# Task statement
Would you repeat the lines from the one with "Convert this document image to plain text." through the final line, both included, and nothing else? No pictures belong in the copy.

____ Input

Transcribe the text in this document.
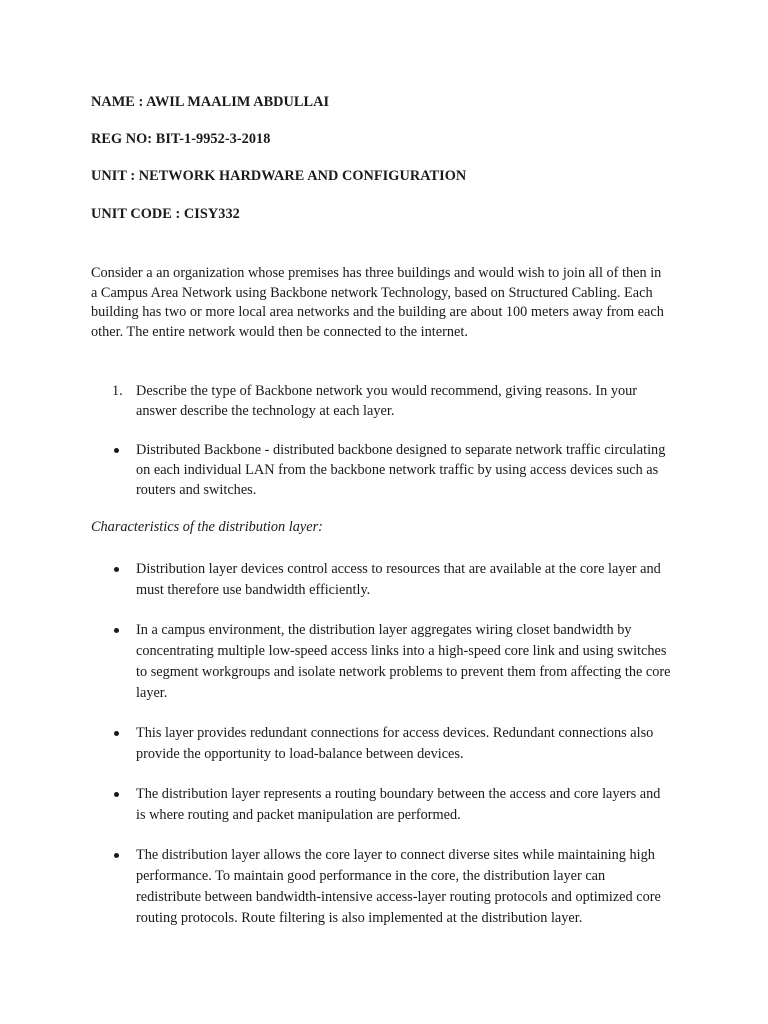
NAME : AWIL MAALIM ABDULLAI
REG NO: BIT-1-9952-3-2018
UNIT : NETWORK HARDWARE AND CONFIGURATION
UNIT CODE : CISY332

Consider a an organization whose premises has three buildings and would wish to join all of then in a Campus Area Network using Backbone network Technology, based on Structured Cabling. Each building has two or more local area networks and the building are about 100 meters away from each other. The entire network would then be connected to the internet.

1. Describe the type of Backbone network you would recommend, giving reasons. In your answer describe the technology at each layer.

Distributed Backbone - distributed backbone designed to separate network traffic circulating on each individual LAN from the backbone network traffic by using access devices such as routers and switches.

Characteristics of the distribution layer:

Distribution layer devices control access to resources that are available at the core layer and must therefore use bandwidth efficiently.

In a campus environment, the distribution layer aggregates wiring closet bandwidth by concentrating multiple low-speed access links into a high-speed core link and using switches to segment workgroups and isolate network problems to prevent them from affecting the core layer.

This layer provides redundant connections for access devices. Redundant connections also provide the opportunity to load-balance between devices.

The distribution layer represents a routing boundary between the access and core layers and is where routing and packet manipulation are performed.

The distribution layer allows the core layer to connect diverse sites while maintaining high performance. To maintain good performance in the core, the distribution layer can redistribute between bandwidth-intensive access-layer routing protocols and optimized core routing protocols. Route filtering is also implemented at the distribution layer.
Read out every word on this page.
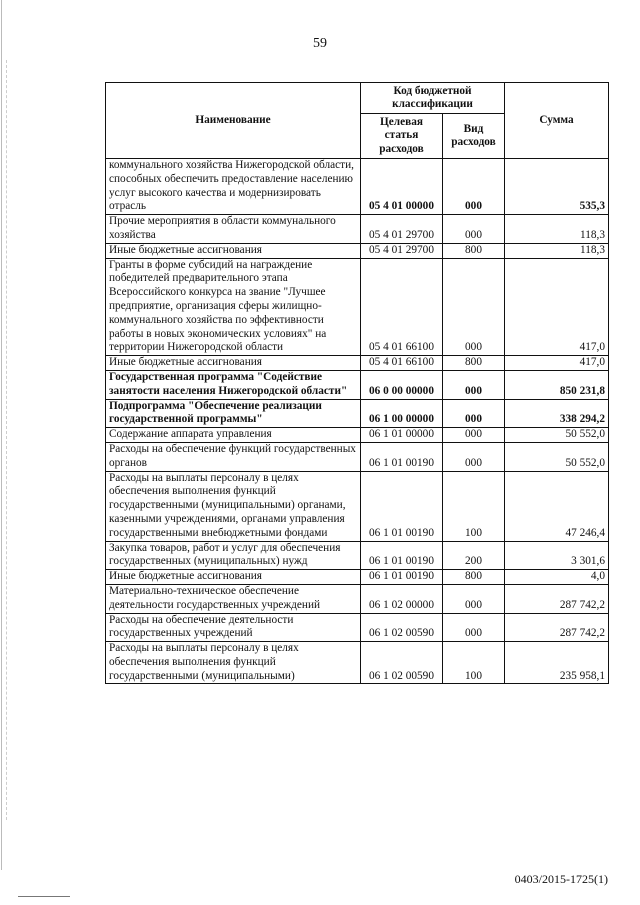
59
Наименование	Код бюджетной классификации		Сумма
	Целевая статья расходов	Вид расходов	
коммунального хозяйства Нижегородской области, способных обеспечить предоставление населению услуг высокого качества и модернизировать отрасль	05 4 01 00000	000	535,3
Прочие мероприятия в области коммунального хозяйства	05 4 01 29700	000	118,3
Иные бюджетные ассигнования	05 4 01 29700	800	118,3
Гранты в форме субсидий на награждение победителей предварительного этапа Всероссийского конкурса на звание "Лучшее предприятие, организация сферы жилищно-коммунального хозяйства по эффективности работы в новых экономических условиях" на территории Нижегородской области	05 4 01 66100	000	417,0
Иные бюджетные ассигнования	05 4 01 66100	800	417,0
Государственная программа "Содействие занятости населения Нижегородской области"	06 0 00 00000	000	850 231,8
Подпрограмма "Обеспечение реализации государственной программы"	06 1 00 00000	000	338 294,2
Содержание аппарата управления	06 1 01 00000	000	50 552,0
Расходы на обеспечение функций государственных органов	06 1 01 00190	000	50 552,0
Расходы на выплаты персоналу в целях обеспечения выполнения функций государственными (муниципальными) органами, казенными учреждениями, органами управления государственными внебюджетными фондами	06 1 01 00190	100	47 246,4
Закупка товаров, работ и услуг для обеспечения государственных (муниципальных) нужд	06 1 01 00190	200	3 301,6
Иные бюджетные ассигнования	06 1 01 00190	800	4,0
Материально-техническое обеспечение деятельности государственных учреждений	06 1 02 00000	000	287 742,2
Расходы на обеспечение деятельности государственных учреждений	06 1 02 00590	000	287 742,2
Расходы на выплаты персоналу в целях обеспечения выполнения функций государственными (муниципальными)	06 1 02 00590	100	235 958,1
0403/2015-1725(1)
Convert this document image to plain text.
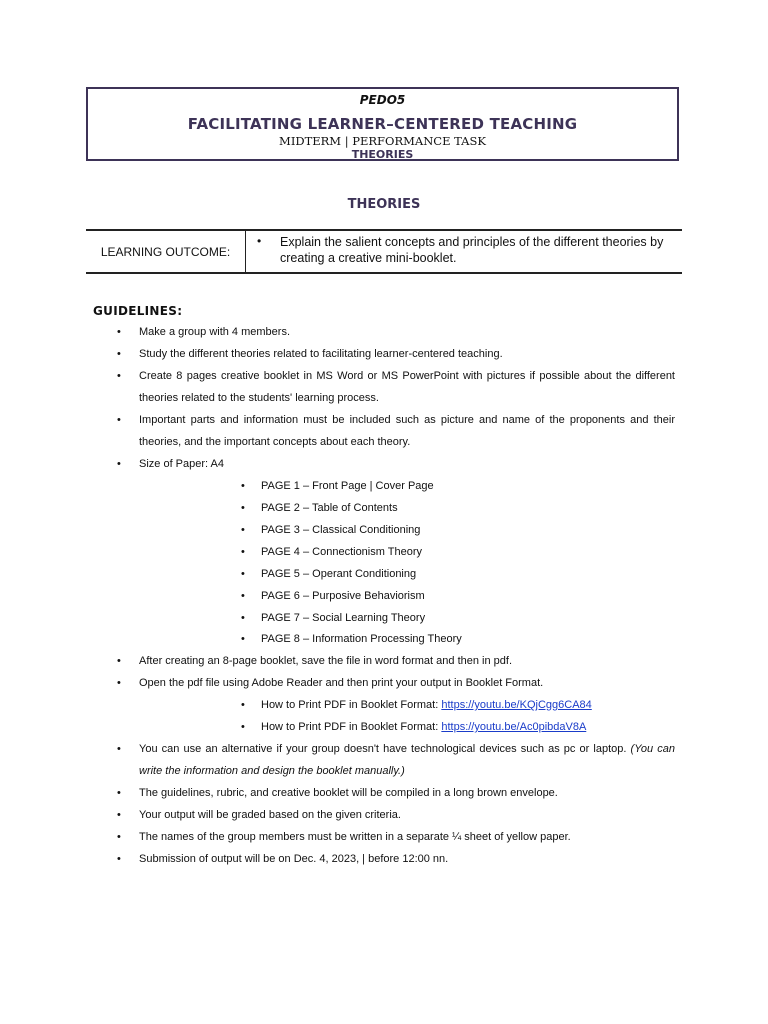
PEDO5
FACILITATING LEARNER–CENTERED TEACHING
MIDTERM | PERFORMANCE TASK
THEORIES
THEORIES
LEARNING OUTCOME:
• Explain the salient concepts and principles of the different theories by creating a creative mini-booklet.
GUIDELINES:
• Make a group with 4 members.
• Study the different theories related to facilitating learner-centered teaching.
• Create 8 pages creative booklet in MS Word or MS PowerPoint with pictures if possible about the different theories related to the students' learning process.
• Important parts and information must be included such as picture and name of the proponents and their theories, and the important concepts about each theory.
• Size of Paper: A4
• PAGE 1 – Front Page | Cover Page
• PAGE 2 – Table of Contents
• PAGE 3 – Classical Conditioning
• PAGE 4 – Connectionism Theory
• PAGE 5 – Operant Conditioning
• PAGE 6 – Purposive Behaviorism
• PAGE 7 – Social Learning Theory
• PAGE 8 – Information Processing Theory
• After creating an 8-page booklet, save the file in word format and then in pdf.
• Open the pdf file using Adobe Reader and then print your output in Booklet Format.
• How to Print PDF in Booklet Format: https://youtu.be/KQjCgg6CA84
• How to Print PDF in Booklet Format: https://youtu.be/Ac0pibdaV8A
• You can use an alternative if your group doesn't have technological devices such as pc or laptop. (You can write the information and design the booklet manually.)
• The guidelines, rubric, and creative booklet will be compiled in a long brown envelope.
• Your output will be graded based on the given criteria.
• The names of the group members must be written in a separate ¼ sheet of yellow paper.
• Submission of output will be on Dec. 4, 2023, | before 12:00 nn.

________

# Reply to the exercise
Convert this document image to plain text.
PEDO5
FACILITATING LEARNER–CENTERED TEACHING
MIDTERM | PERFORMANCE TASK
THEORIES
THEORIES
LEARNING OUTCOME:
• Explain the salient concepts and principles of the different theories by creating a creative mini-booklet.
GUIDELINES:
• Make a group with 4 members.
• Study the different theories related to facilitating learner-centered teaching.
• Create 8 pages creative booklet in MS Word or MS PowerPoint with pictures if possible about the different theories related to the students' learning process.
• Important parts and information must be included such as picture and name of the proponents and their theories, and the important concepts about each theory.
• Size of Paper: A4
• PAGE 1 – Front Page | Cover Page
• PAGE 2 – Table of Contents
• PAGE 3 – Classical Conditioning
• PAGE 4 – Connectionism Theory
• PAGE 5 – Operant Conditioning
• PAGE 6 – Purposive Behaviorism
• PAGE 7 – Social Learning Theory
• PAGE 8 – Information Processing Theory
• After creating an 8-page booklet, save the file in word format and then in pdf.
• Open the pdf file using Adobe Reader and then print your output in Booklet Format.
• How to Print PDF in Booklet Format: https://youtu.be/KQjCgg6CA84
• How to Print PDF in Booklet Format: https://youtu.be/Ac0pibdaV8A
• You can use an alternative if your group doesn't have technological devices such as pc or laptop. (You can write the information and design the booklet manually.)
• The guidelines, rubric, and creative booklet will be compiled in a long brown envelope.
• Your output will be graded based on the given criteria.
• The names of the group members must be written in a separate ¼ sheet of yellow paper.
• Submission of output will be on Dec. 4, 2023, | before 12:00 nn.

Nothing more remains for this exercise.